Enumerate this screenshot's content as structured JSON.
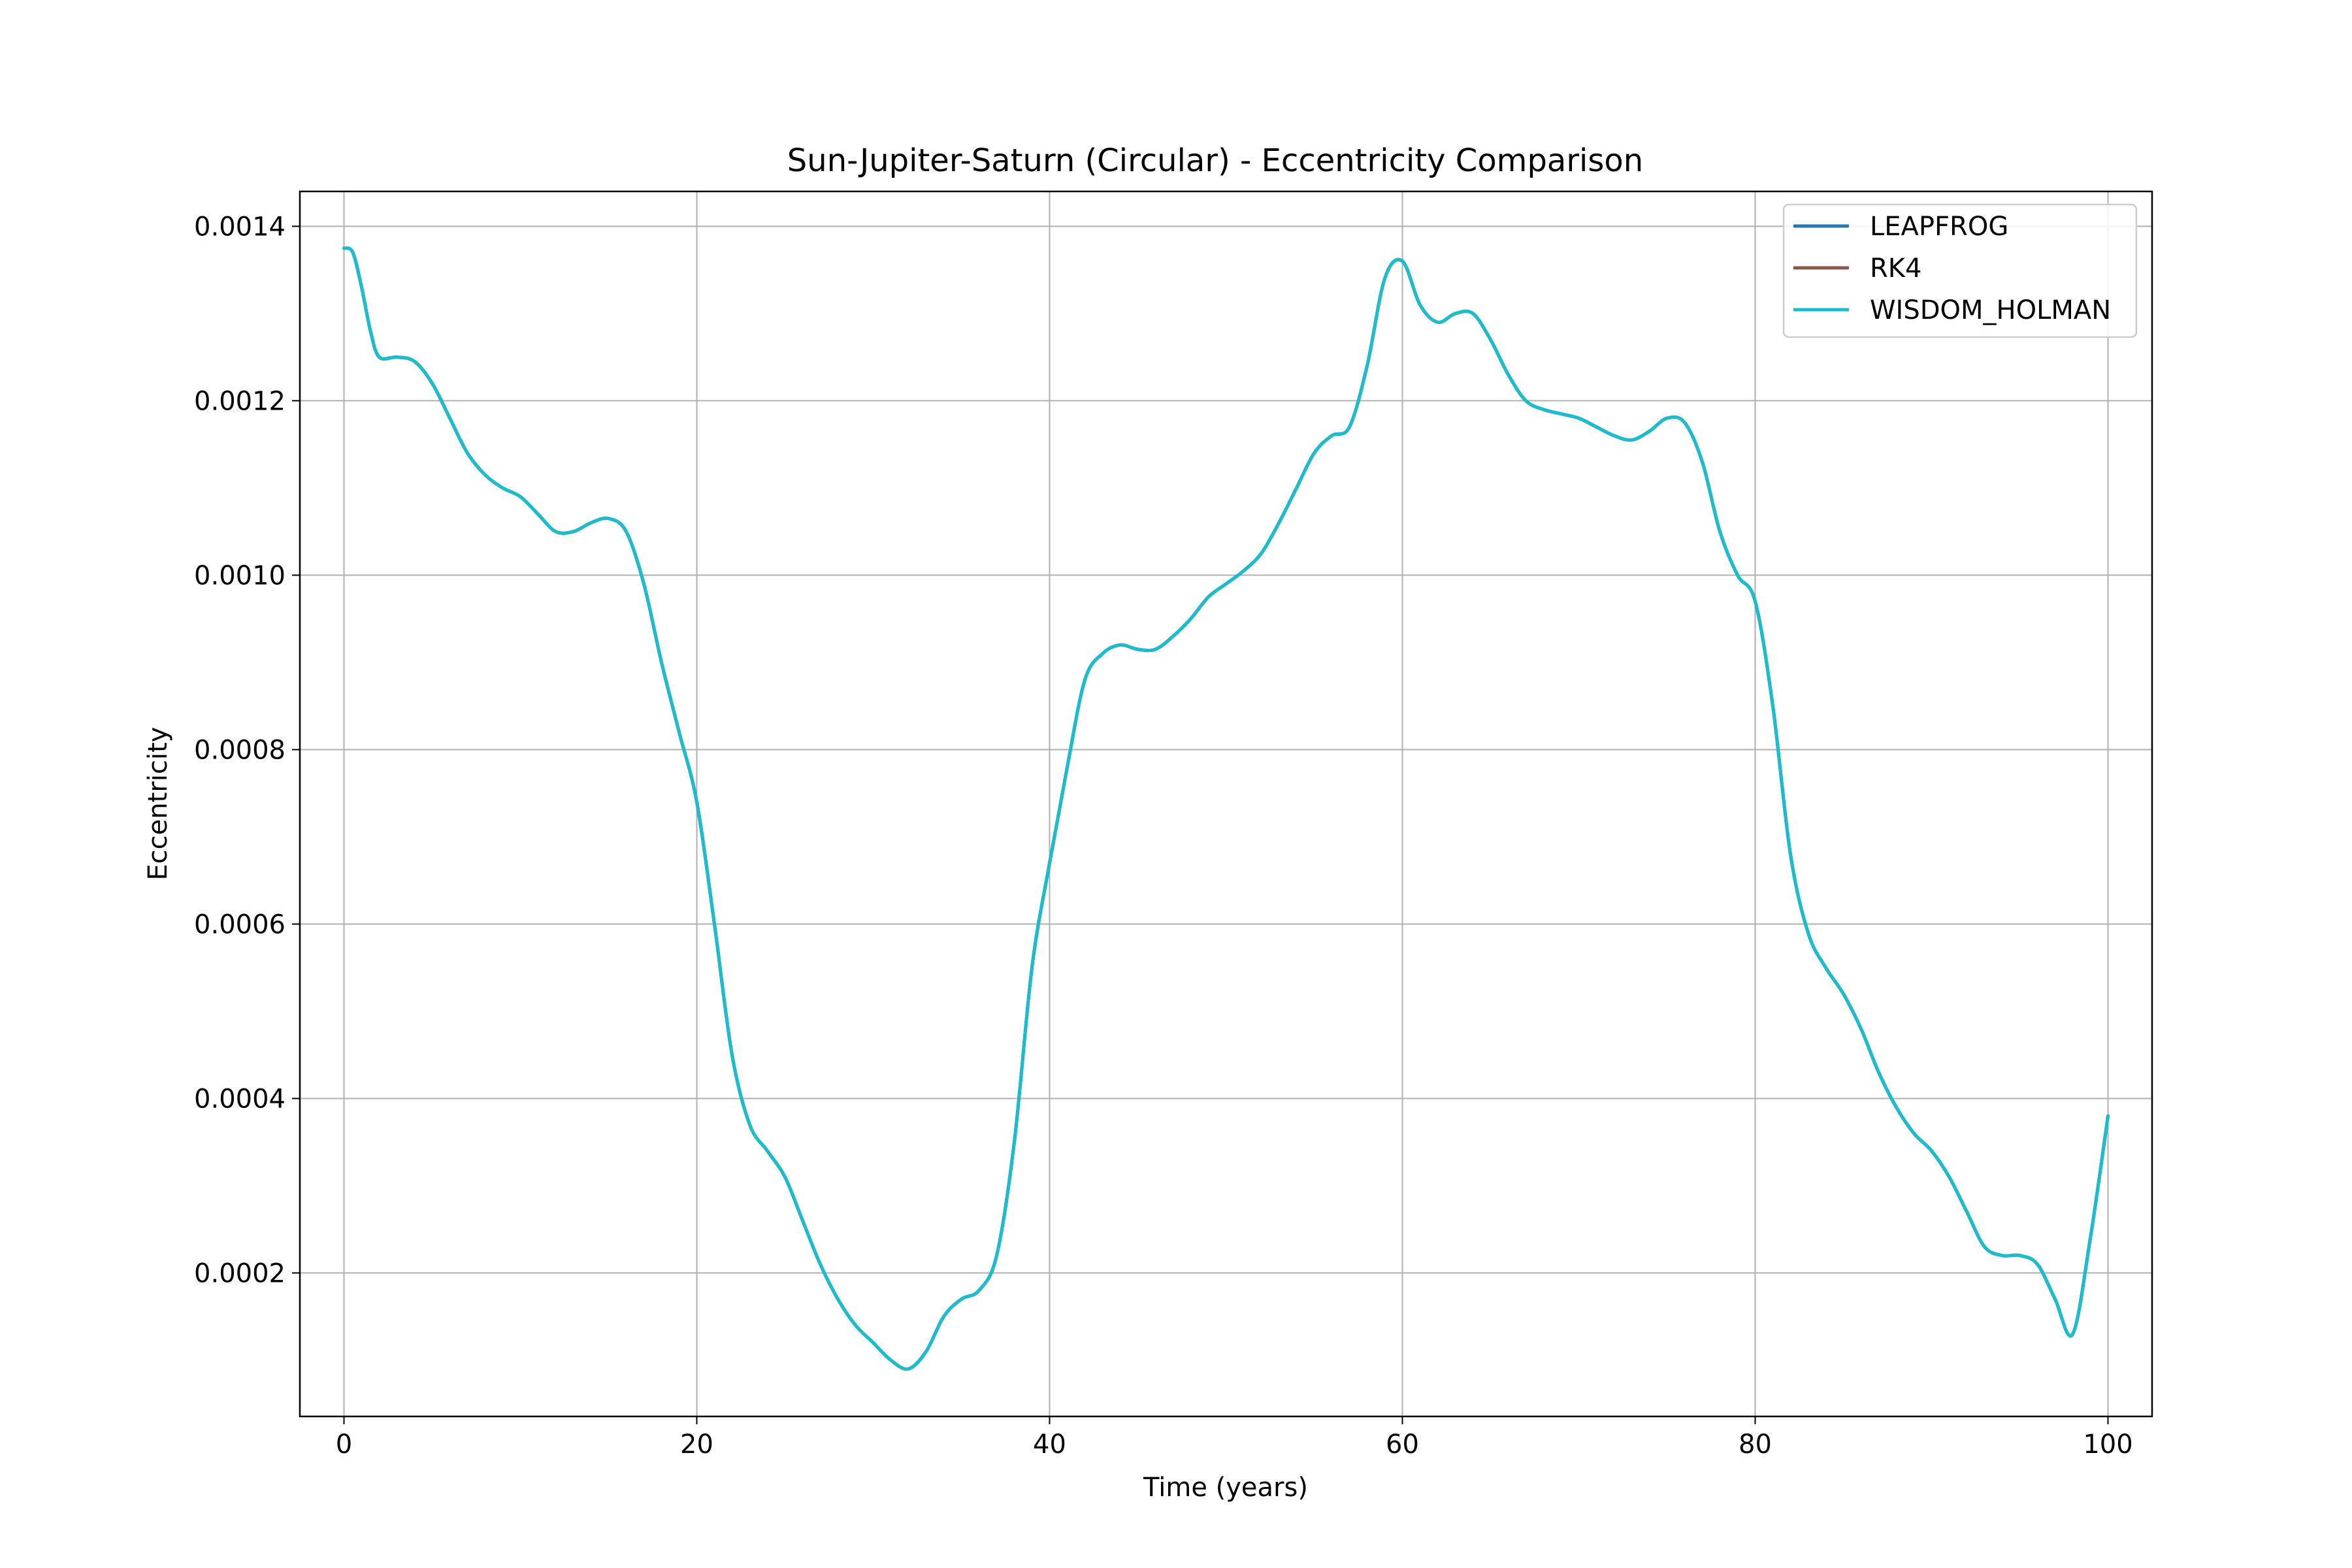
{
  "chart_data": {
    "type": "line",
    "title": "Sun-Jupiter-Saturn (Circular) - Eccentricity Comparison",
    "xlabel": "Time (years)",
    "ylabel": "Eccentricity",
    "xlim": [
      -2.5,
      102.5
    ],
    "ylim": [
      3.55e-05,
      0.00144
    ],
    "xticks": [
      0,
      20,
      40,
      60,
      80,
      100
    ],
    "xtick_labels": [
      "0",
      "20",
      "40",
      "60",
      "80",
      "100"
    ],
    "yticks": [
      0.0002,
      0.0004,
      0.0006,
      0.0008,
      0.001,
      0.0012,
      0.0014
    ],
    "ytick_labels": [
      "0.0002",
      "0.0004",
      "0.0006",
      "0.0008",
      "0.0010",
      "0.0012",
      "0.0014"
    ],
    "grid": true,
    "legend_position": "top-right",
    "x": [
      0,
      0.5,
      1,
      1.5,
      2,
      3,
      4,
      5,
      6,
      7,
      8,
      9,
      10,
      11,
      12,
      13,
      14,
      15,
      16,
      17,
      18,
      19,
      20,
      21,
      22,
      23,
      24,
      25,
      26,
      27,
      28,
      29,
      30,
      31,
      32,
      33,
      34,
      35,
      36,
      37,
      38,
      39,
      40,
      41,
      42,
      43,
      44,
      45,
      46,
      47,
      48,
      49,
      50,
      51,
      52,
      53,
      54,
      55,
      56,
      57,
      58,
      59,
      60,
      61,
      62,
      63,
      64,
      65,
      66,
      67,
      68,
      69,
      70,
      71,
      72,
      73,
      74,
      75,
      76,
      77,
      78,
      79,
      80,
      81,
      82,
      83,
      84,
      85,
      86,
      87,
      88,
      89,
      90,
      91,
      92,
      93,
      94,
      95,
      96,
      97,
      98,
      99,
      100
    ],
    "series": [
      {
        "name": "LEAPFROG",
        "color": "#1f77b4",
        "values": [
          0.001375,
          0.00137,
          0.00133,
          0.00128,
          0.00125,
          0.00125,
          0.001245,
          0.00122,
          0.00118,
          0.00114,
          0.001115,
          0.0011,
          0.00109,
          0.00107,
          0.00105,
          0.00105,
          0.00106,
          0.001065,
          0.00105,
          0.00099,
          0.0009,
          0.00082,
          0.00074,
          0.0006,
          0.00045,
          0.00037,
          0.00034,
          0.00031,
          0.00026,
          0.00021,
          0.00017,
          0.00014,
          0.00012,
          0.0001,
          9e-05,
          0.00011,
          0.00015,
          0.00017,
          0.00018,
          0.00022,
          0.00035,
          0.00055,
          0.00067,
          0.00078,
          0.00088,
          0.00091,
          0.00092,
          0.000915,
          0.000915,
          0.00093,
          0.00095,
          0.000975,
          0.00099,
          0.001005,
          0.001025,
          0.00106,
          0.0011,
          0.00114,
          0.00116,
          0.00117,
          0.00124,
          0.00134,
          0.00136,
          0.00131,
          0.00129,
          0.0013,
          0.0013,
          0.00127,
          0.00123,
          0.0012,
          0.00119,
          0.001185,
          0.00118,
          0.00117,
          0.00116,
          0.001155,
          0.001165,
          0.00118,
          0.001175,
          0.00113,
          0.00105,
          0.001,
          0.00097,
          0.00085,
          0.00068,
          0.00059,
          0.00055,
          0.00052,
          0.00048,
          0.00043,
          0.00039,
          0.00036,
          0.00034,
          0.00031,
          0.00027,
          0.00023,
          0.00022,
          0.00022,
          0.00021,
          0.00017,
          0.00013,
          0.00024,
          0.00038
        ]
      },
      {
        "name": "RK4",
        "color": "#8c564b",
        "values": [
          0.001375,
          0.00137,
          0.00133,
          0.00128,
          0.00125,
          0.00125,
          0.001245,
          0.00122,
          0.00118,
          0.00114,
          0.001115,
          0.0011,
          0.00109,
          0.00107,
          0.00105,
          0.00105,
          0.00106,
          0.001065,
          0.00105,
          0.00099,
          0.0009,
          0.00082,
          0.00074,
          0.0006,
          0.00045,
          0.00037,
          0.00034,
          0.00031,
          0.00026,
          0.00021,
          0.00017,
          0.00014,
          0.00012,
          0.0001,
          9e-05,
          0.00011,
          0.00015,
          0.00017,
          0.00018,
          0.00022,
          0.00035,
          0.00055,
          0.00067,
          0.00078,
          0.00088,
          0.00091,
          0.00092,
          0.000915,
          0.000915,
          0.00093,
          0.00095,
          0.000975,
          0.00099,
          0.001005,
          0.001025,
          0.00106,
          0.0011,
          0.00114,
          0.00116,
          0.00117,
          0.00124,
          0.00134,
          0.00136,
          0.00131,
          0.00129,
          0.0013,
          0.0013,
          0.00127,
          0.00123,
          0.0012,
          0.00119,
          0.001185,
          0.00118,
          0.00117,
          0.00116,
          0.001155,
          0.001165,
          0.00118,
          0.001175,
          0.00113,
          0.00105,
          0.001,
          0.00097,
          0.00085,
          0.00068,
          0.00059,
          0.00055,
          0.00052,
          0.00048,
          0.00043,
          0.00039,
          0.00036,
          0.00034,
          0.00031,
          0.00027,
          0.00023,
          0.00022,
          0.00022,
          0.00021,
          0.00017,
          0.00013,
          0.00024,
          0.00038
        ]
      },
      {
        "name": "WISDOM_HOLMAN",
        "color": "#17becf",
        "values": [
          0.001375,
          0.00137,
          0.00133,
          0.00128,
          0.00125,
          0.00125,
          0.001245,
          0.00122,
          0.00118,
          0.00114,
          0.001115,
          0.0011,
          0.00109,
          0.00107,
          0.00105,
          0.00105,
          0.00106,
          0.001065,
          0.00105,
          0.00099,
          0.0009,
          0.00082,
          0.00074,
          0.0006,
          0.00045,
          0.00037,
          0.00034,
          0.00031,
          0.00026,
          0.00021,
          0.00017,
          0.00014,
          0.00012,
          0.0001,
          9e-05,
          0.00011,
          0.00015,
          0.00017,
          0.00018,
          0.00022,
          0.00035,
          0.00055,
          0.00067,
          0.00078,
          0.00088,
          0.00091,
          0.00092,
          0.000915,
          0.000915,
          0.00093,
          0.00095,
          0.000975,
          0.00099,
          0.001005,
          0.001025,
          0.00106,
          0.0011,
          0.00114,
          0.00116,
          0.00117,
          0.00124,
          0.00134,
          0.00136,
          0.00131,
          0.00129,
          0.0013,
          0.0013,
          0.00127,
          0.00123,
          0.0012,
          0.00119,
          0.001185,
          0.00118,
          0.00117,
          0.00116,
          0.001155,
          0.001165,
          0.00118,
          0.001175,
          0.00113,
          0.00105,
          0.001,
          0.00097,
          0.00085,
          0.00068,
          0.00059,
          0.00055,
          0.00052,
          0.00048,
          0.00043,
          0.00039,
          0.00036,
          0.00034,
          0.00031,
          0.00027,
          0.00023,
          0.00022,
          0.00022,
          0.00021,
          0.00017,
          0.00013,
          0.00024,
          0.00038
        ]
      }
    ]
  }
}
::::::
Written exercise.
Copy all lines from the entries that contain the word "name".

Written answer.
        "name": "LEAPFROG",
        "name": "RK4",
        "name": "WISDOM_HOLMAN",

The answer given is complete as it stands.